(Goal): How many of the lines contain the string "names"? Give the number, with no other words.

(Records for this exercise):
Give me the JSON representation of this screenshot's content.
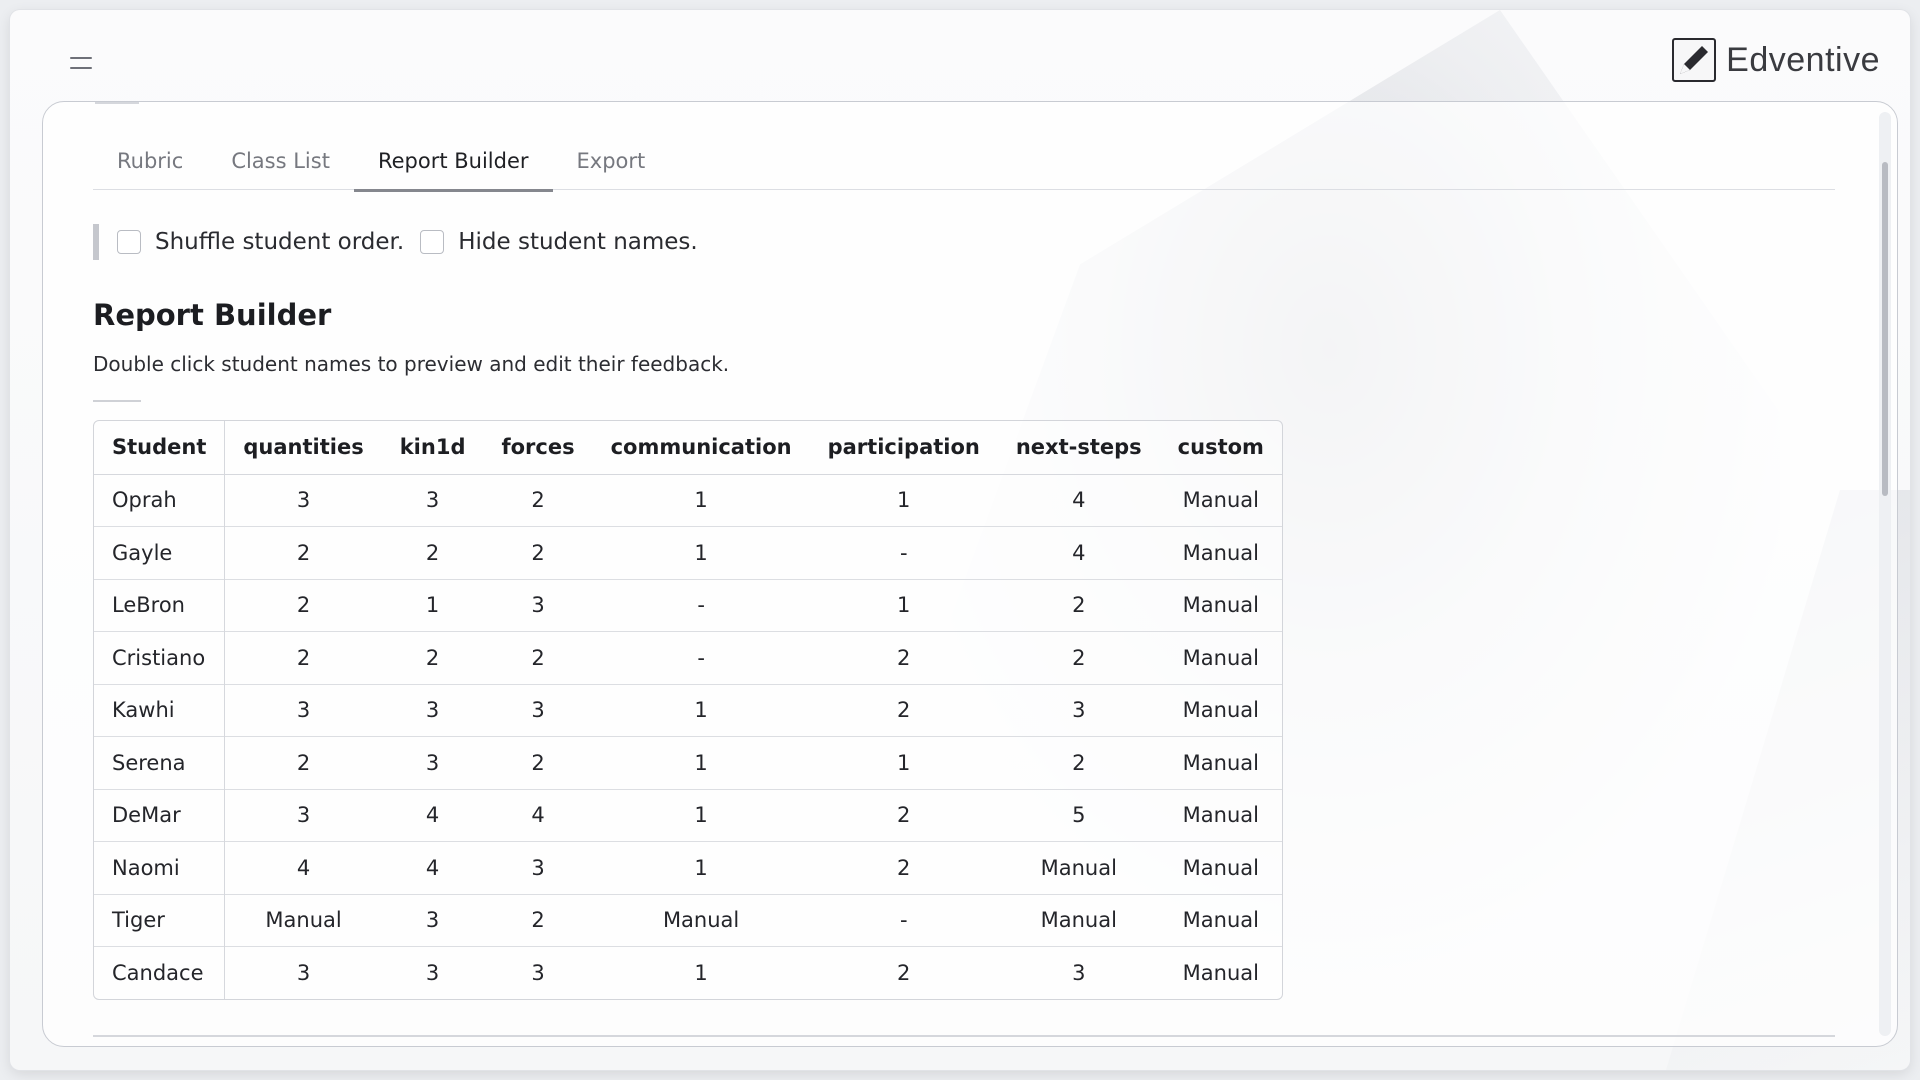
{
  "brand": {
    "name": "Edventive",
    "logo_icon": "pen-square-icon"
  },
  "tabs": [
    {
      "label": "Rubric",
      "active": false
    },
    {
      "label": "Class List",
      "active": false
    },
    {
      "label": "Report Builder",
      "active": true
    },
    {
      "label": "Export",
      "active": false
    }
  ],
  "options": {
    "shuffle_label": "Shuffle student order.",
    "shuffle_checked": false,
    "hide_label": "Hide student names.",
    "hide_checked": false
  },
  "report": {
    "title": "Report Builder",
    "description": "Double click student names to preview and edit their feedback."
  },
  "table": {
    "headers": [
      "Student",
      "quantities",
      "kin1d",
      "forces",
      "communication",
      "participation",
      "next-steps",
      "custom"
    ],
    "rows": [
      [
        "Oprah",
        "3",
        "3",
        "2",
        "1",
        "1",
        "4",
        "Manual"
      ],
      [
        "Gayle",
        "2",
        "2",
        "2",
        "1",
        "-",
        "4",
        "Manual"
      ],
      [
        "LeBron",
        "2",
        "1",
        "3",
        "-",
        "1",
        "2",
        "Manual"
      ],
      [
        "Cristiano",
        "2",
        "2",
        "2",
        "-",
        "2",
        "2",
        "Manual"
      ],
      [
        "Kawhi",
        "3",
        "3",
        "3",
        "1",
        "2",
        "3",
        "Manual"
      ],
      [
        "Serena",
        "2",
        "3",
        "2",
        "1",
        "1",
        "2",
        "Manual"
      ],
      [
        "DeMar",
        "3",
        "4",
        "4",
        "1",
        "2",
        "5",
        "Manual"
      ],
      [
        "Naomi",
        "4",
        "4",
        "3",
        "1",
        "2",
        "Manual",
        "Manual"
      ],
      [
        "Tiger",
        "Manual",
        "3",
        "2",
        "Manual",
        "-",
        "Manual",
        "Manual"
      ],
      [
        "Candace",
        "3",
        "3",
        "3",
        "1",
        "2",
        "3",
        "Manual"
      ]
    ]
  }
}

(Answer to this exercise): 2